***** Records *****

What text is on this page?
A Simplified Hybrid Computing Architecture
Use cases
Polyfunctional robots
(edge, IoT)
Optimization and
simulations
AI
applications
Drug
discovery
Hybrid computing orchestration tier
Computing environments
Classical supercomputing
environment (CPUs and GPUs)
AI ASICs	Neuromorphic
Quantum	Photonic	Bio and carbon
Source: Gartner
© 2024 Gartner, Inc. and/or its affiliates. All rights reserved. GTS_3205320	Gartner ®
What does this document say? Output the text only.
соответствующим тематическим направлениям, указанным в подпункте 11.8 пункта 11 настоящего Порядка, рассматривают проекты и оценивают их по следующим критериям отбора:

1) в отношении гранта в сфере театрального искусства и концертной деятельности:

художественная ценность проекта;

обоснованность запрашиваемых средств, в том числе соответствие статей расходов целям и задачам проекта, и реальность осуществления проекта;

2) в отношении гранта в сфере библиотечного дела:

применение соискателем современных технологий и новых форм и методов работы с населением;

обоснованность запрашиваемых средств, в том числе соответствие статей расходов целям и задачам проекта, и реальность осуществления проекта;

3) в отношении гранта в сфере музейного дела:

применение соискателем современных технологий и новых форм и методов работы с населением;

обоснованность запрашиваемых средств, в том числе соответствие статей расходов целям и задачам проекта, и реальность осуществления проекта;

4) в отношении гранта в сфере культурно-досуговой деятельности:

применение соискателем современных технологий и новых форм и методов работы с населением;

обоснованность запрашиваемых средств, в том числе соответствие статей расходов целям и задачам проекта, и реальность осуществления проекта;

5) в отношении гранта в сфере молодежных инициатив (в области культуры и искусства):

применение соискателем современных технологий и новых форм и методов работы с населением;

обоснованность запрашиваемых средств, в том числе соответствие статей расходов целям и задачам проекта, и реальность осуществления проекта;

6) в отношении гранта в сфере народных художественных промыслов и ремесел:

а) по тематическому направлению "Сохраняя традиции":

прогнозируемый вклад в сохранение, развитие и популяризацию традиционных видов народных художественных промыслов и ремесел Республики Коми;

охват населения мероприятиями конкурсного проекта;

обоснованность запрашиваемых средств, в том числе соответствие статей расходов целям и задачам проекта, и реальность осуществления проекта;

*****

Output every record above exactly as it appears.

▶ **Written solution**:
What text is on this page?
A Simplified Hybrid Computing Architecture
Use cases
Polyfunctional robots
(edge, IoT)
Optimization and
simulations
AI
applications
Drug
discovery
Hybrid computing orchestration tier
Computing environments
Classical supercomputing
environment (CPUs and GPUs)
AI ASICs	Neuromorphic
Quantum	Photonic	Bio and carbon
Source: Gartner
© 2024 Gartner, Inc. and/or its affiliates. All rights reserved. GTS_3205320	Gartner ®
What does this document say? Output the text only.
соответствующим тематическим направлениям, указанным в подпункте 11.8 пункта 11 настоящего Порядка, рассматривают проекты и оценивают их по следующим критериям отбора:

1) в отношении гранта в сфере театрального искусства и концертной деятельности:

художественная ценность проекта;

обоснованность запрашиваемых средств, в том числе соответствие статей расходов целям и задачам проекта, и реальность осуществления проекта;

2) в отношении гранта в сфере библиотечного дела:

применение соискателем современных технологий и новых форм и методов работы с населением;

обоснованность запрашиваемых средств, в том числе соответствие статей расходов целям и задачам проекта, и реальность осуществления проекта;

3) в отношении гранта в сфере музейного дела:

применение соискателем современных технологий и новых форм и методов работы с населением;

обоснованность запрашиваемых средств, в том числе соответствие статей расходов целям и задачам проекта, и реальность осуществления проекта;

4) в отношении гранта в сфере культурно-досуговой деятельности:

применение соискателем современных технологий и новых форм и методов работы с населением;

обоснованность запрашиваемых средств, в том числе соответствие статей расходов целям и задачам проекта, и реальность осуществления проекта;

5) в отношении гранта в сфере молодежных инициатив (в области культуры и искусства):

применение соискателем современных технологий и новых форм и методов работы с населением;

обоснованность запрашиваемых средств, в том числе соответствие статей расходов целям и задачам проекта, и реальность осуществления проекта;

6) в отношении гранта в сфере народных художественных промыслов и ремесел:

а) по тематическому направлению "Сохраняя традиции":

прогнозируемый вклад в сохранение, развитие и популяризацию традиционных видов народных художественных промыслов и ремесел Республики Коми;

охват населения мероприятиями конкурсного проекта;

обоснованность запрашиваемых средств, в том числе соответствие статей расходов целям и задачам проекта, и реальность осуществления проекта;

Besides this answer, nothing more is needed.